* _Task input_
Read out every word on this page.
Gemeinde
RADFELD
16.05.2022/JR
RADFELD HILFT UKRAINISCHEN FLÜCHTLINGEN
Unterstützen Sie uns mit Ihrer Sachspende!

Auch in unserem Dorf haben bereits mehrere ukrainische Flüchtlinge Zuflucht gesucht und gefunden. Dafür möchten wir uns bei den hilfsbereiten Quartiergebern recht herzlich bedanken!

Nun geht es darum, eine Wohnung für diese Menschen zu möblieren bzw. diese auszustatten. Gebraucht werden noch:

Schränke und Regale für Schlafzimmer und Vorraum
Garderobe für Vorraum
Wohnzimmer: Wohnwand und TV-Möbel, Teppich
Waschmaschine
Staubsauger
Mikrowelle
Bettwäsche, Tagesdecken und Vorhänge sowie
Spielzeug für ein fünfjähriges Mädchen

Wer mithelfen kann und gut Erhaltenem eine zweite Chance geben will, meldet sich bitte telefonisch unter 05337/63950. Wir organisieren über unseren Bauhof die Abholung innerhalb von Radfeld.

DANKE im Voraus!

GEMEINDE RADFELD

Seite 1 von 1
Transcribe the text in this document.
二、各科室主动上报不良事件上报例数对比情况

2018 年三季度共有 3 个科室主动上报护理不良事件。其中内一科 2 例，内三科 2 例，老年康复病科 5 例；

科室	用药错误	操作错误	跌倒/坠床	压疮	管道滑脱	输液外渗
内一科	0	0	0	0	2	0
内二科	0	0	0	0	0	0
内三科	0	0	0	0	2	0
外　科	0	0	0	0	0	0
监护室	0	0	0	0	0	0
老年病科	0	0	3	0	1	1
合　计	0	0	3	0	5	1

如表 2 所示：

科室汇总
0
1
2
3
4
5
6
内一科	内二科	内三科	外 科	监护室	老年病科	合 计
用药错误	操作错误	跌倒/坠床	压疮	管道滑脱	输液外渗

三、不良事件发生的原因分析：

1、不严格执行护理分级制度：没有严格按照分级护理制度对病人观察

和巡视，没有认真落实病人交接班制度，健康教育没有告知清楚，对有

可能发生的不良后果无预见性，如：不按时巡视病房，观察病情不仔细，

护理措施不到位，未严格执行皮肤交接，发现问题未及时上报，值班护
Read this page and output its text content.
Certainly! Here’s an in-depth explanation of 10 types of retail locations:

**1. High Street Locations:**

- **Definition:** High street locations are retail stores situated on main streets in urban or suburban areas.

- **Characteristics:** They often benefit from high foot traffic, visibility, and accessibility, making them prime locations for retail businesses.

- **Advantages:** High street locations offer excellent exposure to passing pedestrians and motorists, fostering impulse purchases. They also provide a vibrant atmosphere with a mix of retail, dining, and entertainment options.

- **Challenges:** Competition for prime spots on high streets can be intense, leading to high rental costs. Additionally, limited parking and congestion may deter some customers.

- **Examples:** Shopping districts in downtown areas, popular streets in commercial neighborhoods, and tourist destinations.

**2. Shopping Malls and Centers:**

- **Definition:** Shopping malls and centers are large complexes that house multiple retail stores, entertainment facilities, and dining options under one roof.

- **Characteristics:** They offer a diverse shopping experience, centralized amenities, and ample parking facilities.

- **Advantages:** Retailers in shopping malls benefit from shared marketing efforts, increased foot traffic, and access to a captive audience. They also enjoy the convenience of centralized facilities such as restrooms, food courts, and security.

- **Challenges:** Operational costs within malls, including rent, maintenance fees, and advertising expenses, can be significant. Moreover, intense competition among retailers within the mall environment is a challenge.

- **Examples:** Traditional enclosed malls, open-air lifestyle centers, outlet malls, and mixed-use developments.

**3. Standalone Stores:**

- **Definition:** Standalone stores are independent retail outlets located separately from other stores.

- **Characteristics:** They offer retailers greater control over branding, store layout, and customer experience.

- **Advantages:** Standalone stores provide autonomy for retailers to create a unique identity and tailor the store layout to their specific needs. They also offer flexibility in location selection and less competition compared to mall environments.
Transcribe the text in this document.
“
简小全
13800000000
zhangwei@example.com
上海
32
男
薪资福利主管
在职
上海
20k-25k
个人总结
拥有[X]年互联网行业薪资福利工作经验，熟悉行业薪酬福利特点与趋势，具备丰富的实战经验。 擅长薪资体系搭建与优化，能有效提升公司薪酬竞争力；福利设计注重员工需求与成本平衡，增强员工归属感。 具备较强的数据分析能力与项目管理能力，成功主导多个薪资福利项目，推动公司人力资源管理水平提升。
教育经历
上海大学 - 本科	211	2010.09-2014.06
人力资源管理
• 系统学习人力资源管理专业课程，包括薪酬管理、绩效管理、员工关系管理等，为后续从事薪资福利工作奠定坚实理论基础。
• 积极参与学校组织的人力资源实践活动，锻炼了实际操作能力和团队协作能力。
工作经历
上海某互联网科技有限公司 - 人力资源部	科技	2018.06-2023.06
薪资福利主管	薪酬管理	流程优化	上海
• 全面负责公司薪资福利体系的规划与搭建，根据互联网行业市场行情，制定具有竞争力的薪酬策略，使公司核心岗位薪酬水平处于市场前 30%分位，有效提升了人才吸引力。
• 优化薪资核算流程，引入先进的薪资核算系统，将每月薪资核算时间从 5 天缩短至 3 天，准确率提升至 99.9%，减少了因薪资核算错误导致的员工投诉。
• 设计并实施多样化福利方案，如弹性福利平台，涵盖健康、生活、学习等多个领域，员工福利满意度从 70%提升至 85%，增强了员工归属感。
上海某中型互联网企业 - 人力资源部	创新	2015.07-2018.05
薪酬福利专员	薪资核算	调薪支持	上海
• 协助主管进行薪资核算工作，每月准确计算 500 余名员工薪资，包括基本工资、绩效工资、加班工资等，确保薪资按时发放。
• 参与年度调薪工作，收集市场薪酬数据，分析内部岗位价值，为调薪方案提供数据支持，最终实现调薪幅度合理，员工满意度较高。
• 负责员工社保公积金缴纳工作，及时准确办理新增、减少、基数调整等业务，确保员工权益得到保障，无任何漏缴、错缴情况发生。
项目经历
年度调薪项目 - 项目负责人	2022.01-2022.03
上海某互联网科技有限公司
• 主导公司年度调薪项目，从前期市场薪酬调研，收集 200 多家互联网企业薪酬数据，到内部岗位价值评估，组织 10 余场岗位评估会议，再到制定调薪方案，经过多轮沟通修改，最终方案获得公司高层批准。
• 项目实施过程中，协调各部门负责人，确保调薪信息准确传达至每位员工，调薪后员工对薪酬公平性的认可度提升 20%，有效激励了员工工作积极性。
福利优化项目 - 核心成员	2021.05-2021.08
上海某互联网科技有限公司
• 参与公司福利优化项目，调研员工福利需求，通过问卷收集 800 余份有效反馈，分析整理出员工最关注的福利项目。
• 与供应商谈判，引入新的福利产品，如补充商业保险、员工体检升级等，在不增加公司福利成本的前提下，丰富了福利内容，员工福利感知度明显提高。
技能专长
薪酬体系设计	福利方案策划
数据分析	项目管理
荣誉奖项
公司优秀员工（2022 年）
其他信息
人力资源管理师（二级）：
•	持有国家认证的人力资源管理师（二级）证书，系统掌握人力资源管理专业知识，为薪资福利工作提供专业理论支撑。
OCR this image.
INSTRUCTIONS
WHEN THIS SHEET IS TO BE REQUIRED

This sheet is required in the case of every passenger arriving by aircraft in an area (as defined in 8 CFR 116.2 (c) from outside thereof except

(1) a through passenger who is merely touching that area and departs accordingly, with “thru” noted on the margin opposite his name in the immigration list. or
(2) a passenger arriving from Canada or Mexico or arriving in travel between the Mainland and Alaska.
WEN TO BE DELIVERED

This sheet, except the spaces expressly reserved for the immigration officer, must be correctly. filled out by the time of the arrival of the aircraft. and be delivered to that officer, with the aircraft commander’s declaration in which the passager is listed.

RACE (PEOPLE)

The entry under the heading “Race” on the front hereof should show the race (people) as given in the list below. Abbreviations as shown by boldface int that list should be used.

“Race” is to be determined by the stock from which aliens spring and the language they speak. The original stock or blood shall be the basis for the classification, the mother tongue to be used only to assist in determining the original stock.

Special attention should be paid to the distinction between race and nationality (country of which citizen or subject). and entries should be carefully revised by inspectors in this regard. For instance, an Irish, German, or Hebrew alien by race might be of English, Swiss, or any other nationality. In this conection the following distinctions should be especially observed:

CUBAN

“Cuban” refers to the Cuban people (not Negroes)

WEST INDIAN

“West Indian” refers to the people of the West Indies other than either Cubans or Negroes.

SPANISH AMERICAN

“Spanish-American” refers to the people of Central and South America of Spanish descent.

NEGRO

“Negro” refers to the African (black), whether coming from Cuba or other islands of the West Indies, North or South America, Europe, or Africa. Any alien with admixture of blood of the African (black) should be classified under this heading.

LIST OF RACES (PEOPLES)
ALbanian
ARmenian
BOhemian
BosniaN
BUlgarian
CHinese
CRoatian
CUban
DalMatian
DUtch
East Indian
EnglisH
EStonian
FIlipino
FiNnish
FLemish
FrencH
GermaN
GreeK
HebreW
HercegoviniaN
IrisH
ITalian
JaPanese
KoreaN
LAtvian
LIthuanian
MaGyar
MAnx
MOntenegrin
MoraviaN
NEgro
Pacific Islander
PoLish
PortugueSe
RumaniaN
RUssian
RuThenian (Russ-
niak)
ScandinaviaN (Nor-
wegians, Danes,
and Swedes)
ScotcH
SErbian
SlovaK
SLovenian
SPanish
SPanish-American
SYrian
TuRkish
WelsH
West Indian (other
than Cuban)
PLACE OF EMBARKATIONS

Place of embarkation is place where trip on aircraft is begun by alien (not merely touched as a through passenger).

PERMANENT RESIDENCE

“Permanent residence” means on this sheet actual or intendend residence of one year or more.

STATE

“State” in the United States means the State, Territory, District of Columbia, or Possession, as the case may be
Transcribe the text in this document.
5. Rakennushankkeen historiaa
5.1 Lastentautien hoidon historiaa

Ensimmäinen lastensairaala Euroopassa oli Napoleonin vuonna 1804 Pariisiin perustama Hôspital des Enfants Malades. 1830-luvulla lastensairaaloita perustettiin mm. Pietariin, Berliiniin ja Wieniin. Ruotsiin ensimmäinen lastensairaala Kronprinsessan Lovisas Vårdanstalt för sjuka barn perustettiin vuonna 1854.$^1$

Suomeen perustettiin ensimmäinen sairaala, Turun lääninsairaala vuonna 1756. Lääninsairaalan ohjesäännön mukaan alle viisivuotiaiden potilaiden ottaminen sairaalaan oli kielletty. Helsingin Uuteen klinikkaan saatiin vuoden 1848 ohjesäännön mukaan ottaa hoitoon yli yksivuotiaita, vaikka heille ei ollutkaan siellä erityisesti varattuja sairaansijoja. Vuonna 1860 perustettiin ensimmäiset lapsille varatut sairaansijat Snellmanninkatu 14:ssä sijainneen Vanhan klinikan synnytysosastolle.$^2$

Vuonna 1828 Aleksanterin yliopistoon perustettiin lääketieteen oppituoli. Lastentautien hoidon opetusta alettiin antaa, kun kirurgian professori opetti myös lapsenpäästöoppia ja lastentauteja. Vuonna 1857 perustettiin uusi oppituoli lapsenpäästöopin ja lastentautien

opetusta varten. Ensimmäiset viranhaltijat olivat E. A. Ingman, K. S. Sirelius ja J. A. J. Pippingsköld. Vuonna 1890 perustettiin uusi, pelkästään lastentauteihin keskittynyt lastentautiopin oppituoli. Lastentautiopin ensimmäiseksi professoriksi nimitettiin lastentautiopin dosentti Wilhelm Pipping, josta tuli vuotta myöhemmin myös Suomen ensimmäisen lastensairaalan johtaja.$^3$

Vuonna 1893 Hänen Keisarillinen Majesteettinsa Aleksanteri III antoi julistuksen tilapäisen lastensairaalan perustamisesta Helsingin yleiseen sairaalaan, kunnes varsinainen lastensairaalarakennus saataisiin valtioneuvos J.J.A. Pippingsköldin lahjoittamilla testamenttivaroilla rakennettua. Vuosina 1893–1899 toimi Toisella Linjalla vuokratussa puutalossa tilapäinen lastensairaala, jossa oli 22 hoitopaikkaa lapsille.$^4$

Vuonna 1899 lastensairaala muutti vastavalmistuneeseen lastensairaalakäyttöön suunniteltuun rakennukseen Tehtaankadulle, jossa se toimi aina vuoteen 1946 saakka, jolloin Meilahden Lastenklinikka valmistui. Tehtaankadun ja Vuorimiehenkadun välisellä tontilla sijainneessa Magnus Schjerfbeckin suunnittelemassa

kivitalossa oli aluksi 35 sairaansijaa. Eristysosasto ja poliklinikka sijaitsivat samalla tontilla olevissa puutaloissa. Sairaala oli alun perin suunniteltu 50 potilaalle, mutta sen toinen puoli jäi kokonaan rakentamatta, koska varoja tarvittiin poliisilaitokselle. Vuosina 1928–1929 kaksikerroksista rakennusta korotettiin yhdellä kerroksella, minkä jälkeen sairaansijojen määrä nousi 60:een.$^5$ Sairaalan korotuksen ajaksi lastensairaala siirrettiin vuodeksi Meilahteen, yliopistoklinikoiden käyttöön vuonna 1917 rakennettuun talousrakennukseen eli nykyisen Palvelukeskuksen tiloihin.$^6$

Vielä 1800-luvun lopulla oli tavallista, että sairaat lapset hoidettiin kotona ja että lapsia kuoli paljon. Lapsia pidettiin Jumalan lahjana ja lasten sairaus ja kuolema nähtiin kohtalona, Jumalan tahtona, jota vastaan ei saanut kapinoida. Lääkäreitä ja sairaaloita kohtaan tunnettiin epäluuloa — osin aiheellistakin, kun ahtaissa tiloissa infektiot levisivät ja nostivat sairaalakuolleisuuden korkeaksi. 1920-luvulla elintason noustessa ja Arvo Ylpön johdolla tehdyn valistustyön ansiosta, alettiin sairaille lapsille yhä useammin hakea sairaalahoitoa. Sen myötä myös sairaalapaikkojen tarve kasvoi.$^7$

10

* _Problem to solve_
Above are the records. Identify each line that contains the word "Vorraum".

* _Output for this exercise_
Schränke und Regale für Schlafzimmer und Vorraum
Garderobe für Vorraum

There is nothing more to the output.